━━ MATERIAL SUPPLIED

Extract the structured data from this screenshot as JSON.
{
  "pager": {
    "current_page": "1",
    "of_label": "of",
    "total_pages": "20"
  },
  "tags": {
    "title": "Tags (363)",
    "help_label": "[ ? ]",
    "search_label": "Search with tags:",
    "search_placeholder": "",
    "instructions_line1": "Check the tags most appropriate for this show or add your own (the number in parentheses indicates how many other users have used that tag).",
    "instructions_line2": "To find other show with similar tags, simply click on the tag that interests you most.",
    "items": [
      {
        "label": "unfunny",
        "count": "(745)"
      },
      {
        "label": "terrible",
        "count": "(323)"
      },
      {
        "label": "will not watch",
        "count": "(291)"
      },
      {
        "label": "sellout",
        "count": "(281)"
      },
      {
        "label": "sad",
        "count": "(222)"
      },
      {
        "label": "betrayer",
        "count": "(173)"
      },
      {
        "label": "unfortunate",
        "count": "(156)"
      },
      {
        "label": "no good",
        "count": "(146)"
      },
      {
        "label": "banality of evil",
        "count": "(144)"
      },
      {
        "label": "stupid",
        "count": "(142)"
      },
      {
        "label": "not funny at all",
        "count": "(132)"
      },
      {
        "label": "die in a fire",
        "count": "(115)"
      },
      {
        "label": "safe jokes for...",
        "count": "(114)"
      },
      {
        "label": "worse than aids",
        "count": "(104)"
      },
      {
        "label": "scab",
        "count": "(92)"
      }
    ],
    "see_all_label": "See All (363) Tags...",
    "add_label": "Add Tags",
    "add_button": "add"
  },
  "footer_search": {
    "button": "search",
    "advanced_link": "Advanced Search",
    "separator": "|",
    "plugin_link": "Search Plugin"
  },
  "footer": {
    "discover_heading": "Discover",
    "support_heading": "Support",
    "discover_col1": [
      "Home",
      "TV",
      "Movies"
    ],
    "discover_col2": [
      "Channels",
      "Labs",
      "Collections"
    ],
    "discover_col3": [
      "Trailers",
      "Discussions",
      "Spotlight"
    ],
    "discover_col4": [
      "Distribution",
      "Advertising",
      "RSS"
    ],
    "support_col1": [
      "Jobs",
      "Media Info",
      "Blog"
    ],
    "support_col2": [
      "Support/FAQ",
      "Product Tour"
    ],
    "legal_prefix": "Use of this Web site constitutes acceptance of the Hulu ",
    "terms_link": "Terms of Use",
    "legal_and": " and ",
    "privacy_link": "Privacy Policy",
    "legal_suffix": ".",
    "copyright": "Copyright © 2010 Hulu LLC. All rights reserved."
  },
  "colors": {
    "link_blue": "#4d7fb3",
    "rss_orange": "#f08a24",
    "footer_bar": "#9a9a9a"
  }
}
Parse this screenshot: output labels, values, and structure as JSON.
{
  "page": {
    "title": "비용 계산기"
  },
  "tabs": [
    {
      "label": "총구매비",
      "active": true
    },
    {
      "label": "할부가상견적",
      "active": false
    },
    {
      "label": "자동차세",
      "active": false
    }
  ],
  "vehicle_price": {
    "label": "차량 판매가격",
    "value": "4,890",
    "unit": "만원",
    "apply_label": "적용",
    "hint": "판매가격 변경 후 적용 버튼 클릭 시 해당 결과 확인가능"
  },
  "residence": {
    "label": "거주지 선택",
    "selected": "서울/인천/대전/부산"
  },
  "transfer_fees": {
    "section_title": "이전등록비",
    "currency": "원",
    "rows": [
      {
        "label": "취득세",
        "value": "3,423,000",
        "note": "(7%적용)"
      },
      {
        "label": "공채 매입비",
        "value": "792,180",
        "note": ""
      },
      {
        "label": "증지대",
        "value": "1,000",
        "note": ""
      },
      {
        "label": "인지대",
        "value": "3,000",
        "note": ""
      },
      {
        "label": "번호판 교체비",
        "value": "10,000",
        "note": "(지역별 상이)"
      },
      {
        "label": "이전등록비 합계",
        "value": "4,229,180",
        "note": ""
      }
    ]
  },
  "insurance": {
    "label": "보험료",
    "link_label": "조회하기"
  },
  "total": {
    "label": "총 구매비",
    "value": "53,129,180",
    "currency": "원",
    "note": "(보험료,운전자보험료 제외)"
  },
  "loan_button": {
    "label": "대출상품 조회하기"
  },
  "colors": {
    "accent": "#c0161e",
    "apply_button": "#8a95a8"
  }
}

━━━━

◆ WRITTEN INSTRUCTION:
Copy out every line of the data above, exactly as given.

◆ RESPONSE BELOW:
Extract the structured data from this screenshot as JSON.
{
  "pager": {
    "current_page": "1",
    "of_label": "of",
    "total_pages": "20"
  },
  "tags": {
    "title": "Tags (363)",
    "help_label": "[ ? ]",
    "search_label": "Search with tags:",
    "search_placeholder": "",
    "instructions_line1": "Check the tags most appropriate for this show or add your own (the number in parentheses indicates how many other users have used that tag).",
    "instructions_line2": "To find other show with similar tags, simply click on the tag that interests you most.",
    "items": [
      {
        "label": "unfunny",
        "count": "(745)"
      },
      {
        "label": "terrible",
        "count": "(323)"
      },
      {
        "label": "will not watch",
        "count": "(291)"
      },
      {
        "label": "sellout",
        "count": "(281)"
      },
      {
        "label": "sad",
        "count": "(222)"
      },
      {
        "label": "betrayer",
        "count": "(173)"
      },
      {
        "label": "unfortunate",
        "count": "(156)"
      },
      {
        "label": "no good",
        "count": "(146)"
      },
      {
        "label": "banality of evil",
        "count": "(144)"
      },
      {
        "label": "stupid",
        "count": "(142)"
      },
      {
        "label": "not funny at all",
        "count": "(132)"
      },
      {
        "label": "die in a fire",
        "count": "(115)"
      },
      {
        "label": "safe jokes for...",
        "count": "(114)"
      },
      {
        "label": "worse than aids",
        "count": "(104)"
      },
      {
        "label": "scab",
        "count": "(92)"
      }
    ],
    "see_all_label": "See All (363) Tags...",
    "add_label": "Add Tags",
    "add_button": "add"
  },
  "footer_search": {
    "button": "search",
    "advanced_link": "Advanced Search",
    "separator": "|",
    "plugin_link": "Search Plugin"
  },
  "footer": {
    "discover_heading": "Discover",
    "support_heading": "Support",
    "discover_col1": [
      "Home",
      "TV",
      "Movies"
    ],
    "discover_col2": [
      "Channels",
      "Labs",
      "Collections"
    ],
    "discover_col3": [
      "Trailers",
      "Discussions",
      "Spotlight"
    ],
    "discover_col4": [
      "Distribution",
      "Advertising",
      "RSS"
    ],
    "support_col1": [
      "Jobs",
      "Media Info",
      "Blog"
    ],
    "support_col2": [
      "Support/FAQ",
      "Product Tour"
    ],
    "legal_prefix": "Use of this Web site constitutes acceptance of the Hulu ",
    "terms_link": "Terms of Use",
    "legal_and": " and ",
    "privacy_link": "Privacy Policy",
    "legal_suffix": ".",
    "copyright": "Copyright © 2010 Hulu LLC. All rights reserved."
  },
  "colors": {
    "link_blue": "#4d7fb3",
    "rss_orange": "#f08a24",
    "footer_bar": "#9a9a9a"
  }
}
Parse this screenshot: output labels, values, and structure as JSON.
{
  "page": {
    "title": "비용 계산기"
  },
  "tabs": [
    {
      "label": "총구매비",
      "active": true
    },
    {
      "label": "할부가상견적",
      "active": false
    },
    {
      "label": "자동차세",
      "active": false
    }
  ],
  "vehicle_price": {
    "label": "차량 판매가격",
    "value": "4,890",
    "unit": "만원",
    "apply_label": "적용",
    "hint": "판매가격 변경 후 적용 버튼 클릭 시 해당 결과 확인가능"
  },
  "residence": {
    "label": "거주지 선택",
    "selected": "서울/인천/대전/부산"
  },
  "transfer_fees": {
    "section_title": "이전등록비",
    "currency": "원",
    "rows": [
      {
        "label": "취득세",
        "value": "3,423,000",
        "note": "(7%적용)"
      },
      {
        "label": "공채 매입비",
        "value": "792,180",
        "note": ""
      },
      {
        "label": "증지대",
        "value": "1,000",
        "note": ""
      },
      {
        "label": "인지대",
        "value": "3,000",
        "note": ""
      },
      {
        "label": "번호판 교체비",
        "value": "10,000",
        "note": "(지역별 상이)"
      },
      {
        "label": "이전등록비 합계",
        "value": "4,229,180",
        "note": ""
      }
    ]
  },
  "insurance": {
    "label": "보험료",
    "link_label": "조회하기"
  },
  "total": {
    "label": "총 구매비",
    "value": "53,129,180",
    "currency": "원",
    "note": "(보험료,운전자보험료 제외)"
  },
  "loan_button": {
    "label": "대출상품 조회하기"
  },
  "colors": {
    "accent": "#c0161e",
    "apply_button": "#8a95a8"
  }
}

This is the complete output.